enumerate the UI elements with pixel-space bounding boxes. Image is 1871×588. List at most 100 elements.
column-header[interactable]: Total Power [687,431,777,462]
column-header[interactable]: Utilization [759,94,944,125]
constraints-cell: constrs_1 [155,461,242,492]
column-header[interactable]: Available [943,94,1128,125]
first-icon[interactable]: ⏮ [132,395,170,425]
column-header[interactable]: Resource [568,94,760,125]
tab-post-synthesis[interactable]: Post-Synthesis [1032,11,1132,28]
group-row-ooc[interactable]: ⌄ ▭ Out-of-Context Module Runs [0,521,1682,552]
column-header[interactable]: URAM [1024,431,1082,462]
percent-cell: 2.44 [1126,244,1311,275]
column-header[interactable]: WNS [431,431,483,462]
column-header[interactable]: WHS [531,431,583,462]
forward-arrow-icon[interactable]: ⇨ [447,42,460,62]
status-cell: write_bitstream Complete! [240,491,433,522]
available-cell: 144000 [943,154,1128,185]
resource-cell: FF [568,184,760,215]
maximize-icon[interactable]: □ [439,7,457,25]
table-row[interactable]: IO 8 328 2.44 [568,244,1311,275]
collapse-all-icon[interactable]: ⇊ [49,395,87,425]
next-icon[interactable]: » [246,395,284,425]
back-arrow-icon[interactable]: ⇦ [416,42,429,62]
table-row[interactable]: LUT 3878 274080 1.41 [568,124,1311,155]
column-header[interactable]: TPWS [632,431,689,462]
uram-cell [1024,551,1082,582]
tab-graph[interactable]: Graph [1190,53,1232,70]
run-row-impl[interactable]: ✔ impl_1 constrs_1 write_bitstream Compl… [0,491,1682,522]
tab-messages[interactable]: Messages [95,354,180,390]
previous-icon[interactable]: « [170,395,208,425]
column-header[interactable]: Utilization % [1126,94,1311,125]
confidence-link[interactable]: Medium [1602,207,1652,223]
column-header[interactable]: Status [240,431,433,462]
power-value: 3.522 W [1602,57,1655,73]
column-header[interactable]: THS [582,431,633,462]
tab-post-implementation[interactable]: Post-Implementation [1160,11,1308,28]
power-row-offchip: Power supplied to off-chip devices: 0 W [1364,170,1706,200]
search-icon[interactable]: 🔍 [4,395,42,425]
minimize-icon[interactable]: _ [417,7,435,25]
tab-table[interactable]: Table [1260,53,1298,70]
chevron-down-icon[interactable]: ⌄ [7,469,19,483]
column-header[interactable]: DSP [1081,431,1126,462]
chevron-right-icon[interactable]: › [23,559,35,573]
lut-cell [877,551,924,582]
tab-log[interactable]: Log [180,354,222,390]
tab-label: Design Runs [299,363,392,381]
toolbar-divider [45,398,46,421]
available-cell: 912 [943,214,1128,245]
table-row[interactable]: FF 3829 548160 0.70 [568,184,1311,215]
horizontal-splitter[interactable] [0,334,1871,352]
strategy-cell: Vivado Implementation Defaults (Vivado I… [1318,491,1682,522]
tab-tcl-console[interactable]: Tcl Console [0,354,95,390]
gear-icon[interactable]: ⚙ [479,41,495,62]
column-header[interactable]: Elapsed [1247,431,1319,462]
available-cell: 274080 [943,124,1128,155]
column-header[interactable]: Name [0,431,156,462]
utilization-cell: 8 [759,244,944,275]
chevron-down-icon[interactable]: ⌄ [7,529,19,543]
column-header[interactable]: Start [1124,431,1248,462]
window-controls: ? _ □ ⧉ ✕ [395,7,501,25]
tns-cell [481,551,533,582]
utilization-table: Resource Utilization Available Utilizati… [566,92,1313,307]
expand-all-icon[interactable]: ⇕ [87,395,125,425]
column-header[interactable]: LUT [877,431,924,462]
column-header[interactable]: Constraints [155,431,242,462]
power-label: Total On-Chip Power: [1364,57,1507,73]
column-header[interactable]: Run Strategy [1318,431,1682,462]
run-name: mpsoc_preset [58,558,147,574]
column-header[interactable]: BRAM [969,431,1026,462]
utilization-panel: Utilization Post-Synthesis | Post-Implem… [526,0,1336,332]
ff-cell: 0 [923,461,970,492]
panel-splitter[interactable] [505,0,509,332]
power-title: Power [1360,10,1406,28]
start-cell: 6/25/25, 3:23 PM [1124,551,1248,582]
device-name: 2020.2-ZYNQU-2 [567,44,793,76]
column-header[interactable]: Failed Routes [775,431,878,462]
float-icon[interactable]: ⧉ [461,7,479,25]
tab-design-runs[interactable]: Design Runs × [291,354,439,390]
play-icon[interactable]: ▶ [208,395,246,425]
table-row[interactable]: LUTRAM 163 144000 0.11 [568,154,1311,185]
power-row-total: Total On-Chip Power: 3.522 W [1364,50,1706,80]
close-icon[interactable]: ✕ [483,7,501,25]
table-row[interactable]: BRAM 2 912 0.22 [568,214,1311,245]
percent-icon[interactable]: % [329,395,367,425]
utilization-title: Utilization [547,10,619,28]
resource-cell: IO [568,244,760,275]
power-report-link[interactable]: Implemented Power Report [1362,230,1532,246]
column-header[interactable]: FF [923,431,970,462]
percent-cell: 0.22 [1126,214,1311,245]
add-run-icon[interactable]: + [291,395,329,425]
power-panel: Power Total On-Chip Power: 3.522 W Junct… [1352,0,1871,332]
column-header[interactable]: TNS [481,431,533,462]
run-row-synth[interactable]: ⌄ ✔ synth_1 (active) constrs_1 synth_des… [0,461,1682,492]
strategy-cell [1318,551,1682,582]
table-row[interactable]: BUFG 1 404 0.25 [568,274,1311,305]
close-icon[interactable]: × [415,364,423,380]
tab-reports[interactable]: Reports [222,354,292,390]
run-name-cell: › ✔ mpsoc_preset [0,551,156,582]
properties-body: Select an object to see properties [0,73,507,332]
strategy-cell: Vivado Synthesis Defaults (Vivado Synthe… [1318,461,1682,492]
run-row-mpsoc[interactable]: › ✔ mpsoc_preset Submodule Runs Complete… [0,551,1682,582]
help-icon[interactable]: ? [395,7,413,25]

## EXERCISE INSTRUCTIONS
Put each line of the material above into a JSON list of strings, one string per line, and leave out any blank lines.

## ANSWER FOR THIS EXERCISE
[
  "enumerate the UI elements with pixel-space bounding boxes. Image is 1871×588. List at most 100 elements.",
  "column-header[interactable]: Total Power [687,431,777,462]",
  "column-header[interactable]: Utilization [759,94,944,125]",
  "constraints-cell: constrs_1 [155,461,242,492]",
  "column-header[interactable]: Available [943,94,1128,125]",
  "first-icon[interactable]: ⏮ [132,395,170,425]",
  "column-header[interactable]: Resource [568,94,760,125]",
  "tab-post-synthesis[interactable]: Post-Synthesis [1032,11,1132,28]",
  "group-row-ooc[interactable]: ⌄ ▭ Out-of-Context Module Runs [0,521,1682,552]",
  "column-header[interactable]: URAM [1024,431,1082,462]",
  "percent-cell: 2.44 [1126,244,1311,275]",
  "column-header[interactable]: WNS [431,431,483,462]",
  "column-header[interactable]: WHS [531,431,583,462]",
  "forward-arrow-icon[interactable]: ⇨ [447,42,460,62]",
  "status-cell: write_bitstream Complete! [240,491,433,522]",
  "available-cell: 144000 [943,154,1128,185]",
  "resource-cell: FF [568,184,760,215]",
  "maximize-icon[interactable]: □ [439,7,457,25]",
  "table-row[interactable]: IO 8 328 2.44 [568,244,1311,275]",
  "collapse-all-icon[interactable]: ⇊ [49,395,87,425]",
  "next-icon[interactable]: » [246,395,284,425]",
  "back-arrow-icon[interactable]: ⇦ [416,42,429,62]",
  "table-row[interactable]: LUT 3878 274080 1.41 [568,124,1311,155]",
  "column-header[interactable]: TPWS [632,431,689,462]",
  "uram-cell [1024,551,1082,582]",
  "tab-graph[interactable]: Graph [1190,53,1232,70]",
  "run-row-impl[interactable]: ✔ impl_1 constrs_1 write_bitstream Compl… [0,491,1682,522]",
  "tab-messages[interactable]: Messages [95,354,180,390]",
  "previous-icon[interactable]: « [170,395,208,425]",
  "column-header[interactable]: Utilization % [1126,94,1311,125]",
  "confidence-link[interactable]: Medium [1602,207,1652,223]",
  "column-header[interactable]: Status [240,431,433,462]",
  "power-value: 3.522 W [1602,57,1655,73]",
  "column-header[interactable]: THS [582,431,633,462]",
  "tab-post-implementation[interactable]: Post-Implementation [1160,11,1308,28]",
  "power-row-offchip: Power supplied to off-chip devices: 0 W [1364,170,1706,200]",
  "search-icon[interactable]: 🔍 [4,395,42,425]",
  "minimize-icon[interactable]: _ [417,7,435,25]",
  "tab-table[interactable]: Table [1260,53,1298,70]",
  "chevron-down-icon[interactable]: ⌄ [7,469,19,483]",
  "column-header[interactable]: DSP [1081,431,1126,462]",
  "chevron-right-icon[interactable]: › [23,559,35,573]",
  "lut-cell [877,551,924,582]",
  "tab-log[interactable]: Log [180,354,222,390]",
  "tab-label: Design Runs [299,363,392,381]",
  "toolbar-divider [45,398,46,421]",
  "available-cell: 912 [943,214,1128,245]",
  "table-row[interactable]: FF 3829 548160 0.70 [568,184,1311,215]",
  "horizontal-splitter[interactable] [0,334,1871,352]",
  "strategy-cell: Vivado Implementation Defaults (Vivado I… [1318,491,1682,522]",
  "tab-tcl-console[interactable]: Tcl Console [0,354,95,390]",
  "gear-icon[interactable]: ⚙ [479,41,495,62]",
  "column-header[interactable]: Elapsed [1247,431,1319,462]",
  "available-cell: 274080 [943,124,1128,155]",
  "column-header[interactable]: Name [0,431,156,462]",
  "utilization-cell: 8 [759,244,944,275]",
  "chevron-down-icon[interactable]: ⌄ [7,529,19,543]",
  "column-header[interactable]: Start [1124,431,1248,462]",
  "window-controls: ? _ □ ⧉ ✕ [395,7,501,25]",
  "tns-cell [481,551,533,582]",
  "utilization-table: Resource Utilization Available Utilizati… [566,92,1313,307]",
  "expand-all-icon[interactable]: ⇕ [87,395,125,425]",
  "column-header[interactable]: LUT [877,431,924,462]",
  "column-header[interactable]: Constraints [155,431,242,462]",
  "power-label: Total On-Chip Power: [1364,57,1507,73]",
  "column-header[interactable]: Run Strategy [1318,431,1682,462]",
  "run-name: mpsoc_preset [58,558,147,574]",
  "column-header[interactable]: BRAM [969,431,1026,462]",
  "utilization-panel: Utilization Post-Synthesis | Post-Implem… [526,0,1336,332]",
  "ff-cell: 0 [923,461,970,492]",
  "panel-splitter[interactable] [505,0,509,332]",
  "power-title: Power [1360,10,1406,28]",
  "start-cell: 6/25/25, 3:23 PM [1124,551,1248,582]",
  "device-name: 2020.2-ZYNQU-2 [567,44,793,76]",
  "column-header[interactable]: Failed Routes [775,431,878,462]",
  "float-icon[interactable]: ⧉ [461,7,479,25]",
  "tab-design-runs[interactable]: Design Runs × [291,354,439,390]",
  "play-icon[interactable]: ▶ [208,395,246,425]",
  "table-row[interactable]: LUTRAM 163 144000 0.11 [568,154,1311,185]",
  "power-row-total: Total On-Chip Power: 3.522 W [1364,50,1706,80]",
  "close-icon[interactable]: ✕ [483,7,501,25]",
  "table-row[interactable]: BRAM 2 912 0.22 [568,214,1311,245]",
  "percent-icon[interactable]: % [329,395,367,425]",
  "utilization-title: Utilization [547,10,619,28]",
  "resource-cell: IO [568,244,760,275]",
  "power-report-link[interactable]: Implemented Power Report [1362,230,1532,246]",
  "column-header[interactable]: FF [923,431,970,462]",
  "percent-cell: 0.22 [1126,214,1311,245]",
  "add-run-icon[interactable]: + [291,395,329,425]",
  "power-panel: Power Total On-Chip Power: 3.522 W Junct… [1352,0,1871,332]",
  "column-header[interactable]: TNS [481,431,533,462]",
  "run-row-synth[interactable]: ⌄ ✔ synth_1 (active) constrs_1 synth_des… [0,461,1682,492]",
  "strategy-cell [1318,551,1682,582]",
  "table-row[interactable]: BUFG 1 404 0.25 [568,274,1311,305]",
  "close-icon[interactable]: × [415,364,423,380]",
  "tab-reports[interactable]: Reports [222,354,292,390]",
  "run-name-cell: › ✔ mpsoc_preset [0,551,156,582]",
  "properties-body: Select an object to see properties [0,73,507,332]",
  "strategy-cell: Vivado Synthesis Defaults (Vivado Synthe… [1318,461,1682,492]",
  "run-row-mpsoc[interactable]: › ✔ mpsoc_preset Submodule Runs Complete… [0,551,1682,582]",
  "help-icon[interactable]: ? [395,7,413,25]"
]